▶ Source data
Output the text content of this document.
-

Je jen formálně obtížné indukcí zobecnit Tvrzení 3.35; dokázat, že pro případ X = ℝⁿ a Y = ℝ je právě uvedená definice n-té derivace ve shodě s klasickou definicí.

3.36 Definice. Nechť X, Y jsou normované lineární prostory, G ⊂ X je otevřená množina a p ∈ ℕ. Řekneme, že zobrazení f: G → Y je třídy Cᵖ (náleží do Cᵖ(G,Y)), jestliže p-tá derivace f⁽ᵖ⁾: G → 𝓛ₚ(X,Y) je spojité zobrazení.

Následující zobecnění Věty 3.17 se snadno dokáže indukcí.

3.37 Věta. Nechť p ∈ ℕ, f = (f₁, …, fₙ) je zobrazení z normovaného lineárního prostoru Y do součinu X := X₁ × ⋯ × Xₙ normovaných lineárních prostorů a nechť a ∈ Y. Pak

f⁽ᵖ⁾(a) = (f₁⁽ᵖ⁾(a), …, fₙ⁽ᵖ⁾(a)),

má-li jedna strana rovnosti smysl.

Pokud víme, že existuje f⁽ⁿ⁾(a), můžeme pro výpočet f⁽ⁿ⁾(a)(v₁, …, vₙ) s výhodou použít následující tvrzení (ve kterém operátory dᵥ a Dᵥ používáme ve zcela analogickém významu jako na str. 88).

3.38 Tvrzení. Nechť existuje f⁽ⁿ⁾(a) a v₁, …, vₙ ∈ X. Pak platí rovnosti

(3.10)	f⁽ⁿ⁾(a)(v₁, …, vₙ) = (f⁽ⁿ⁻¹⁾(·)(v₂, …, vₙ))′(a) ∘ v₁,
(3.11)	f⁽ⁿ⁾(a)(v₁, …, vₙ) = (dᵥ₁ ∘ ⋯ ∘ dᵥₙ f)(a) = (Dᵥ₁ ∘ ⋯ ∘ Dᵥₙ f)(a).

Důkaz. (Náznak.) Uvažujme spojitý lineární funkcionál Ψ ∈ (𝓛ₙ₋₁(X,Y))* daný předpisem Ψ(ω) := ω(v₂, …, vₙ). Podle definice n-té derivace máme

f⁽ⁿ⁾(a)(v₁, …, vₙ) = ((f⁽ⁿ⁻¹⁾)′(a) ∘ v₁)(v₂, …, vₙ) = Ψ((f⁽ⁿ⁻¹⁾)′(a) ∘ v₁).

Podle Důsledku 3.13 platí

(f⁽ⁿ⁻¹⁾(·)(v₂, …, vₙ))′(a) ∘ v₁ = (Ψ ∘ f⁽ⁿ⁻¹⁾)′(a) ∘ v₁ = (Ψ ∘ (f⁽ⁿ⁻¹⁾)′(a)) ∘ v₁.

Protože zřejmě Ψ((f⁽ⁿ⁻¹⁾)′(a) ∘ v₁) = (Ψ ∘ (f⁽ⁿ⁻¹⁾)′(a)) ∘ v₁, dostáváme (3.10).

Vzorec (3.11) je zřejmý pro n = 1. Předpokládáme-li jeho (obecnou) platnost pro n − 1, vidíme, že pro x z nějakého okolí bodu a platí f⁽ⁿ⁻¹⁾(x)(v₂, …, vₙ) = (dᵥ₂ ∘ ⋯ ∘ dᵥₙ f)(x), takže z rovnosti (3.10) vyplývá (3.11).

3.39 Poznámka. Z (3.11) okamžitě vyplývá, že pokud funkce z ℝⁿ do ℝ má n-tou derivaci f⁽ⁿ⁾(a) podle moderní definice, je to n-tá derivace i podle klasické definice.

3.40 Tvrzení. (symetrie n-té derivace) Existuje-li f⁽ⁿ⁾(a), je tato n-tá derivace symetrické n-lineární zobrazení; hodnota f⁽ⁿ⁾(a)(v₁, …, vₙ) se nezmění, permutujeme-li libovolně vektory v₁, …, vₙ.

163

▶ SET PROBLEM
Copy every line of the data that holds the string "Nechť".

▶ RESPONSE TO THIS EXERCISE
3.36 Definice. Nechť X, Y jsou normované lineární prostory, G ⊂ X je otevřená množina a p ∈ ℕ. Řekneme, že zobrazení f: G → Y je třídy Cᵖ (náleží do Cᵖ(G,Y)), jestliže p-tá derivace f⁽ᵖ⁾: G → 𝓛ₚ(X,Y) je spojité zobrazení.
3.37 Věta. Nechť p ∈ ℕ, f = (f₁, …, fₙ) je zobrazení z normovaného lineárního prostoru Y do součinu X := X₁ × ⋯ × Xₙ normovaných lineárních prostorů a nechť a ∈ Y. Pak
3.38 Tvrzení. Nechť existuje f⁽ⁿ⁾(a) a v₁, …, vₙ ∈ X. Pak platí rovnosti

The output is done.